* **Written request**:
Scan the entries below for the word "page". Copy each line that has it.

════════════════

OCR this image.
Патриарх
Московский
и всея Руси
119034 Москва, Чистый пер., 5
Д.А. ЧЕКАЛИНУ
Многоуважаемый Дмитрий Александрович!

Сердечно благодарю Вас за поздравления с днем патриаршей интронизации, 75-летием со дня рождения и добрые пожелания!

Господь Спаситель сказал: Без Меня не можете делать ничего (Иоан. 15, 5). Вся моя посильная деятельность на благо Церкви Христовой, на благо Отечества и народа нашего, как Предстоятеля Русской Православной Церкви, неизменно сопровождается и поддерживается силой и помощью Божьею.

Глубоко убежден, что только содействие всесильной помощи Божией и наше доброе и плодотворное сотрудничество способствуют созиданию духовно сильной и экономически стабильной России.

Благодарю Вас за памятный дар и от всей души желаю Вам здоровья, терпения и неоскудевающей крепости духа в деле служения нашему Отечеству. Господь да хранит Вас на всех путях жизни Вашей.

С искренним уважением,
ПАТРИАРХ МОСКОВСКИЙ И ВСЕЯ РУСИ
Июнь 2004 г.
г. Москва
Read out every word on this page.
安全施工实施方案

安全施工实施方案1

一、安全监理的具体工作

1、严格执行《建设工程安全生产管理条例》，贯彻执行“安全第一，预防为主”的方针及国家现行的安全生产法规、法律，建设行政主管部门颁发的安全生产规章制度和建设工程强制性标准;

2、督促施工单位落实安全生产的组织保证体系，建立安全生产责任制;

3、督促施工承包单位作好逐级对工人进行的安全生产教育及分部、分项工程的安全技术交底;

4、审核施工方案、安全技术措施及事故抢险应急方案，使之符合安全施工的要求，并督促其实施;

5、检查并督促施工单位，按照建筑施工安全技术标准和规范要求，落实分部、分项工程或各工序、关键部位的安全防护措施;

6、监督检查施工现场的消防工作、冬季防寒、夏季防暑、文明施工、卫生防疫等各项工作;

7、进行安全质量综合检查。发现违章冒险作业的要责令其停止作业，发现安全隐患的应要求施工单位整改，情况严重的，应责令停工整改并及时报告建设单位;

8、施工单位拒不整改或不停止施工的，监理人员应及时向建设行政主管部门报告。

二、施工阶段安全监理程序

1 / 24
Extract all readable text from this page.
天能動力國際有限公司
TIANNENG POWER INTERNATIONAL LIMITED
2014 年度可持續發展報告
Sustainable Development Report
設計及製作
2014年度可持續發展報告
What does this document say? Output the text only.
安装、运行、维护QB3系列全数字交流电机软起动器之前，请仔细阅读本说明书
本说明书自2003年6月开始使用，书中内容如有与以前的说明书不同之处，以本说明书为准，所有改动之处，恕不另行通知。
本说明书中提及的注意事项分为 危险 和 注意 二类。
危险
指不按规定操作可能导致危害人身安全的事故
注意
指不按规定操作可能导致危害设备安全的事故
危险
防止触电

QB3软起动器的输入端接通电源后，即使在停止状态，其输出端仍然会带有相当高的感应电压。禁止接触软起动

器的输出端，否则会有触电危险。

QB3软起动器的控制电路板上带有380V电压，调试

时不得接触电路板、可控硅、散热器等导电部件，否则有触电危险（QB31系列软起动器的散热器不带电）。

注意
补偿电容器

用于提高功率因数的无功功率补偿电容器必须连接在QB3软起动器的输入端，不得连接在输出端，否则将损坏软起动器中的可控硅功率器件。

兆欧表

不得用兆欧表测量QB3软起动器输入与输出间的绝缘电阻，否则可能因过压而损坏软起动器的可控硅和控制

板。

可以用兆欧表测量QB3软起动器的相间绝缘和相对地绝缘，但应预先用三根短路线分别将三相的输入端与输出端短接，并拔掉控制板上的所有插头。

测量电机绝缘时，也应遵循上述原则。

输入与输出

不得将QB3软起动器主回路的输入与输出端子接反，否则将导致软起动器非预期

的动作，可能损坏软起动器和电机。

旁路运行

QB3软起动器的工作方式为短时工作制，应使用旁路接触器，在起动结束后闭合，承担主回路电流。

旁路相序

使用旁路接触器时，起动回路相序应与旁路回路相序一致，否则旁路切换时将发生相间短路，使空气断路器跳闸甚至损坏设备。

════════════════

* **Complete response**:
Read out every word on this page.
Extract all readable text from this page.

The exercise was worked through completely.